(Data items)
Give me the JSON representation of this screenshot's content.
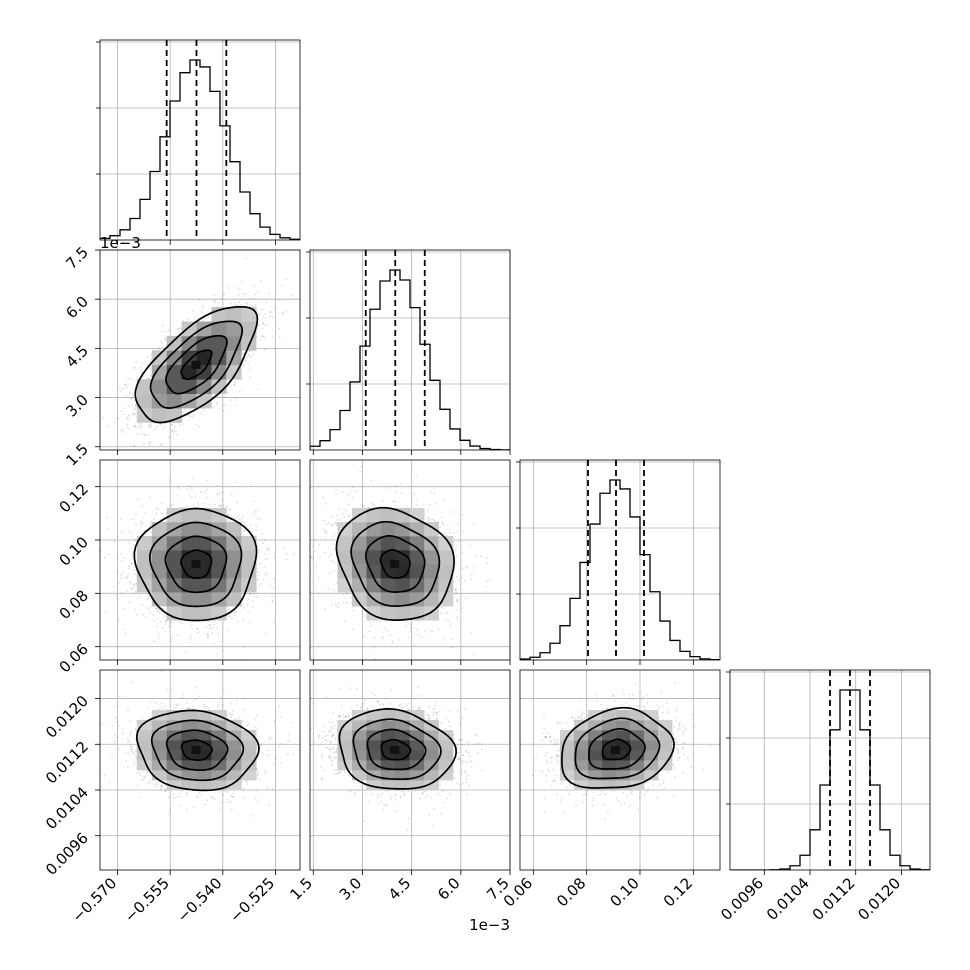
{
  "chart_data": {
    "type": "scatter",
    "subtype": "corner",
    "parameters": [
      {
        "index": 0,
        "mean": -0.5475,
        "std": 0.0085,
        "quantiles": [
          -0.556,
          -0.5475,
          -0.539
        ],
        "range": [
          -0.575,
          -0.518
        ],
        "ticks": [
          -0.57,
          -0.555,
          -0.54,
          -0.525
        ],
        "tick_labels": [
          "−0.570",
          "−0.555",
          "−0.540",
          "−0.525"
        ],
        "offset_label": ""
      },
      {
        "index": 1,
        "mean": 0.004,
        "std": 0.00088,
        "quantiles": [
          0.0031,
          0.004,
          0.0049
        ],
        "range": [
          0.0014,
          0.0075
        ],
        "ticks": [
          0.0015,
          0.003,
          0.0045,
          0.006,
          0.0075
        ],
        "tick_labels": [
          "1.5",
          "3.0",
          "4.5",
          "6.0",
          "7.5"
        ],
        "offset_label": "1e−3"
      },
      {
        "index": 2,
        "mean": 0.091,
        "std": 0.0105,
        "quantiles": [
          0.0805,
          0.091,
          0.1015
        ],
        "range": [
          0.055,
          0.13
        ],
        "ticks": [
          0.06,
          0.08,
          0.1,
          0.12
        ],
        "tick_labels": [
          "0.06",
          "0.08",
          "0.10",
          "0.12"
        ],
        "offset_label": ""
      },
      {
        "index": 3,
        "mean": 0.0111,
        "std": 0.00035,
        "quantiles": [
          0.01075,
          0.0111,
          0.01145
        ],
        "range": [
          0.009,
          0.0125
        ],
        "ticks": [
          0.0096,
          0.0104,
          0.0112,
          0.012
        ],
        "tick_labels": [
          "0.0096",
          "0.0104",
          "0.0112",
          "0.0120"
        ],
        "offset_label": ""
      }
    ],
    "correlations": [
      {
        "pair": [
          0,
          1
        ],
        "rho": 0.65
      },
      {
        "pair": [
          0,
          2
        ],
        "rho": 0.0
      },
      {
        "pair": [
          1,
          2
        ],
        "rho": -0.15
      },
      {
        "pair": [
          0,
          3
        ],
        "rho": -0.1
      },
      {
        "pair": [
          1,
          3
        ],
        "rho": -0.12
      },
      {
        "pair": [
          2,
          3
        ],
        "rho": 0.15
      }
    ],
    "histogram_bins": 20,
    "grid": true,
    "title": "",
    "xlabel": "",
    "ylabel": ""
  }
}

Exercise goal -
Quote everything in the listing above exactly; pictures are the only thing to omit.

Result -
Give me the JSON representation of this screenshot's content.
{
  "chart_data": {
    "type": "scatter",
    "subtype": "corner",
    "parameters": [
      {
        "index": 0,
        "mean": -0.5475,
        "std": 0.0085,
        "quantiles": [
          -0.556,
          -0.5475,
          -0.539
        ],
        "range": [
          -0.575,
          -0.518
        ],
        "ticks": [
          -0.57,
          -0.555,
          -0.54,
          -0.525
        ],
        "tick_labels": [
          "−0.570",
          "−0.555",
          "−0.540",
          "−0.525"
        ],
        "offset_label": ""
      },
      {
        "index": 1,
        "mean": 0.004,
        "std": 0.00088,
        "quantiles": [
          0.0031,
          0.004,
          0.0049
        ],
        "range": [
          0.0014,
          0.0075
        ],
        "ticks": [
          0.0015,
          0.003,
          0.0045,
          0.006,
          0.0075
        ],
        "tick_labels": [
          "1.5",
          "3.0",
          "4.5",
          "6.0",
          "7.5"
        ],
        "offset_label": "1e−3"
      },
      {
        "index": 2,
        "mean": 0.091,
        "std": 0.0105,
        "quantiles": [
          0.0805,
          0.091,
          0.1015
        ],
        "range": [
          0.055,
          0.13
        ],
        "ticks": [
          0.06,
          0.08,
          0.1,
          0.12
        ],
        "tick_labels": [
          "0.06",
          "0.08",
          "0.10",
          "0.12"
        ],
        "offset_label": ""
      },
      {
        "index": 3,
        "mean": 0.0111,
        "std": 0.00035,
        "quantiles": [
          0.01075,
          0.0111,
          0.01145
        ],
        "range": [
          0.009,
          0.0125
        ],
        "ticks": [
          0.0096,
          0.0104,
          0.0112,
          0.012
        ],
        "tick_labels": [
          "0.0096",
          "0.0104",
          "0.0112",
          "0.0120"
        ],
        "offset_label": ""
      }
    ],
    "correlations": [
      {
        "pair": [
          0,
          1
        ],
        "rho": 0.65
      },
      {
        "pair": [
          0,
          2
        ],
        "rho": 0.0
      },
      {
        "pair": [
          1,
          2
        ],
        "rho": -0.15
      },
      {
        "pair": [
          0,
          3
        ],
        "rho": -0.1
      },
      {
        "pair": [
          1,
          3
        ],
        "rho": -0.12
      },
      {
        "pair": [
          2,
          3
        ],
        "rho": 0.15
      }
    ],
    "histogram_bins": 20,
    "grid": true,
    "title": "",
    "xlabel": "",
    "ylabel": ""
  }
}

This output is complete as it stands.